Written instruction: Give back the entire listing verbatim.

Working data:
────────

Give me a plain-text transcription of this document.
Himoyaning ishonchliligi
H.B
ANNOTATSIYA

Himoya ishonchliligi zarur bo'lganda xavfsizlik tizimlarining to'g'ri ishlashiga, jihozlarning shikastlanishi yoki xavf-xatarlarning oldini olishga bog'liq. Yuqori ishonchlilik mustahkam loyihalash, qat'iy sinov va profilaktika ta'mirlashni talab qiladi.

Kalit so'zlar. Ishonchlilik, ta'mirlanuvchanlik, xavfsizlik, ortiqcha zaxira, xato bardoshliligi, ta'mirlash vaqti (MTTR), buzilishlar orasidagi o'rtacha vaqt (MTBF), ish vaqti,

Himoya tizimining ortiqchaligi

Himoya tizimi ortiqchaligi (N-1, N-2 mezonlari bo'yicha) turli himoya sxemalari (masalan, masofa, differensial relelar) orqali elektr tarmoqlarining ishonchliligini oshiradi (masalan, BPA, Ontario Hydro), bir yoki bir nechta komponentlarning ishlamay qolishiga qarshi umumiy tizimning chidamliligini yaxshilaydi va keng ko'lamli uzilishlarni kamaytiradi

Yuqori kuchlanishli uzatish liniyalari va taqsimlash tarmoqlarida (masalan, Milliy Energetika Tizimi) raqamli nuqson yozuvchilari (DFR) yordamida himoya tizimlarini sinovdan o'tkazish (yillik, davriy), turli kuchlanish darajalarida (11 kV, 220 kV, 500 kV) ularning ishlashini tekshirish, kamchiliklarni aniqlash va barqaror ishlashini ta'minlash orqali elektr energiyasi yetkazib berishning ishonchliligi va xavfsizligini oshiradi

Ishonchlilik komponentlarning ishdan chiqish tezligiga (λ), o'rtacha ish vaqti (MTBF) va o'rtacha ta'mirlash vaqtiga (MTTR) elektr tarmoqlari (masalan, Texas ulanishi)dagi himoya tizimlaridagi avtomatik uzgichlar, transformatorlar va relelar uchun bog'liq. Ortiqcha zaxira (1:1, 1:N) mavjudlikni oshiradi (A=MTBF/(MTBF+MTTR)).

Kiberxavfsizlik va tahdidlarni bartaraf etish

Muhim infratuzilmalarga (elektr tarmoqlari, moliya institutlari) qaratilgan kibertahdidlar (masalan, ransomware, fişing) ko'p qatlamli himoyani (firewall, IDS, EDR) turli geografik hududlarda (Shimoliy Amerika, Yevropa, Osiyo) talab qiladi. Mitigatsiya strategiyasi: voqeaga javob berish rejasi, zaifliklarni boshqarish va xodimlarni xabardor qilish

────────

Answer below:
Give me a plain-text transcription of this document.
Himoyaning ishonchliligi
H.B
ANNOTATSIYA

Himoya ishonchliligi zarur bo'lganda xavfsizlik tizimlarining to'g'ri ishlashiga, jihozlarning shikastlanishi yoki xavf-xatarlarning oldini olishga bog'liq. Yuqori ishonchlilik mustahkam loyihalash, qat'iy sinov va profilaktika ta'mirlashni talab qiladi.

Kalit so'zlar. Ishonchlilik, ta'mirlanuvchanlik, xavfsizlik, ortiqcha zaxira, xato bardoshliligi, ta'mirlash vaqti (MTTR), buzilishlar orasidagi o'rtacha vaqt (MTBF), ish vaqti,

Himoya tizimining ortiqchaligi

Himoya tizimi ortiqchaligi (N-1, N-2 mezonlari bo'yicha) turli himoya sxemalari (masalan, masofa, differensial relelar) orqali elektr tarmoqlarining ishonchliligini oshiradi (masalan, BPA, Ontario Hydro), bir yoki bir nechta komponentlarning ishlamay qolishiga qarshi umumiy tizimning chidamliligini yaxshilaydi va keng ko'lamli uzilishlarni kamaytiradi

Yuqori kuchlanishli uzatish liniyalari va taqsimlash tarmoqlarida (masalan, Milliy Energetika Tizimi) raqamli nuqson yozuvchilari (DFR) yordamida himoya tizimlarini sinovdan o'tkazish (yillik, davriy), turli kuchlanish darajalarida (11 kV, 220 kV, 500 kV) ularning ishlashini tekshirish, kamchiliklarni aniqlash va barqaror ishlashini ta'minlash orqali elektr energiyasi yetkazib berishning ishonchliligi va xavfsizligini oshiradi

Ishonchlilik komponentlarning ishdan chiqish tezligiga (λ), o'rtacha ish vaqti (MTBF) va o'rtacha ta'mirlash vaqtiga (MTTR) elektr tarmoqlari (masalan, Texas ulanishi)dagi himoya tizimlaridagi avtomatik uzgichlar, transformatorlar va relelar uchun bog'liq. Ortiqcha zaxira (1:1, 1:N) mavjudlikni oshiradi (A=MTBF/(MTBF+MTTR)).

Kiberxavfsizlik va tahdidlarni bartaraf etish

Muhim infratuzilmalarga (elektr tarmoqlari, moliya institutlari) qaratilgan kibertahdidlar (masalan, ransomware, fişing) ko'p qatlamli himoyani (firewall, IDS, EDR) turli geografik hududlarda (Shimoliy Amerika, Yevropa, Osiyo) talab qiladi. Mitigatsiya strategiyasi: voqeaga javob berish rejasi, zaifliklarni boshqarish va xodimlarni xabardor qilish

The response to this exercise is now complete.